■ TASK
Print all of the data exactly.

■ RECORDS FOR THIS EXERCISE
▽

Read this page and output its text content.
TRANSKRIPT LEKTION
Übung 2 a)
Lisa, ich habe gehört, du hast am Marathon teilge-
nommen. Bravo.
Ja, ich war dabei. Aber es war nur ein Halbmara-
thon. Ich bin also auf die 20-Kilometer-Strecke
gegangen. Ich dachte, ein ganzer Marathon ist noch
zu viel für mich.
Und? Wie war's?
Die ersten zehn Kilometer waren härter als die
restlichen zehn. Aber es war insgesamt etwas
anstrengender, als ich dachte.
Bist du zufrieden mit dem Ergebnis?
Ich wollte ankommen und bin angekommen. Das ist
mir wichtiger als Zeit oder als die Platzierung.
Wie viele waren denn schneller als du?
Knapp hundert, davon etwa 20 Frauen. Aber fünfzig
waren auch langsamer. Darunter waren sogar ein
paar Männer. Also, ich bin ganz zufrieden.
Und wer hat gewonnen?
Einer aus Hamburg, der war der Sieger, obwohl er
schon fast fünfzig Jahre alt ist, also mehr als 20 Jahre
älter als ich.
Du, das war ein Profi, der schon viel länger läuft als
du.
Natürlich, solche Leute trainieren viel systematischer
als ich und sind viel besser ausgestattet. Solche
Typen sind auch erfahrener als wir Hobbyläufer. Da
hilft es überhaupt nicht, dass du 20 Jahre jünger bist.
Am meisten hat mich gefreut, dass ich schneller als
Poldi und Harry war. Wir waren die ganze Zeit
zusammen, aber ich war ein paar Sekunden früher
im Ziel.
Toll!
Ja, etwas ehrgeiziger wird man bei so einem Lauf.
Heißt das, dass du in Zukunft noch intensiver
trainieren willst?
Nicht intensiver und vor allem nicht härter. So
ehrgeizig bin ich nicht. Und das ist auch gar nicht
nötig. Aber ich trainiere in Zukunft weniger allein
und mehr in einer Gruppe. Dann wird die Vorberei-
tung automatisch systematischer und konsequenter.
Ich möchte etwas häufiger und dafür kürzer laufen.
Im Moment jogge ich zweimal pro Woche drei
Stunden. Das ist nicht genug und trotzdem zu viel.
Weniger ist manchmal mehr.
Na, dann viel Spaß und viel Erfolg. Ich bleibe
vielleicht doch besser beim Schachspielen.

△

■ WRITTEN ANSWER
Read this page and output its text content.
TRANSKRIPT LEKTION
Übung 2 a)
Lisa, ich habe gehört, du hast am Marathon teilge-
nommen. Bravo.
Ja, ich war dabei. Aber es war nur ein Halbmara-
thon. Ich bin also auf die 20-Kilometer-Strecke
gegangen. Ich dachte, ein ganzer Marathon ist noch
zu viel für mich.
Und? Wie war's?
Die ersten zehn Kilometer waren härter als die
restlichen zehn. Aber es war insgesamt etwas
anstrengender, als ich dachte.
Bist du zufrieden mit dem Ergebnis?
Ich wollte ankommen und bin angekommen. Das ist
mir wichtiger als Zeit oder als die Platzierung.
Wie viele waren denn schneller als du?
Knapp hundert, davon etwa 20 Frauen. Aber fünfzig
waren auch langsamer. Darunter waren sogar ein
paar Männer. Also, ich bin ganz zufrieden.
Und wer hat gewonnen?
Einer aus Hamburg, der war der Sieger, obwohl er
schon fast fünfzig Jahre alt ist, also mehr als 20 Jahre
älter als ich.
Du, das war ein Profi, der schon viel länger läuft als
du.
Natürlich, solche Leute trainieren viel systematischer
als ich und sind viel besser ausgestattet. Solche
Typen sind auch erfahrener als wir Hobbyläufer. Da
hilft es überhaupt nicht, dass du 20 Jahre jünger bist.
Am meisten hat mich gefreut, dass ich schneller als
Poldi und Harry war. Wir waren die ganze Zeit
zusammen, aber ich war ein paar Sekunden früher
im Ziel.
Toll!
Ja, etwas ehrgeiziger wird man bei so einem Lauf.
Heißt das, dass du in Zukunft noch intensiver
trainieren willst?
Nicht intensiver und vor allem nicht härter. So
ehrgeizig bin ich nicht. Und das ist auch gar nicht
nötig. Aber ich trainiere in Zukunft weniger allein
und mehr in einer Gruppe. Dann wird die Vorberei-
tung automatisch systematischer und konsequenter.
Ich möchte etwas häufiger und dafür kürzer laufen.
Im Moment jogge ich zweimal pro Woche drei
Stunden. Das ist nicht genug und trotzdem zu viel.
Weniger ist manchmal mehr.
Na, dann viel Spaß und viel Erfolg. Ich bleibe
vielleicht doch besser beim Schachspielen.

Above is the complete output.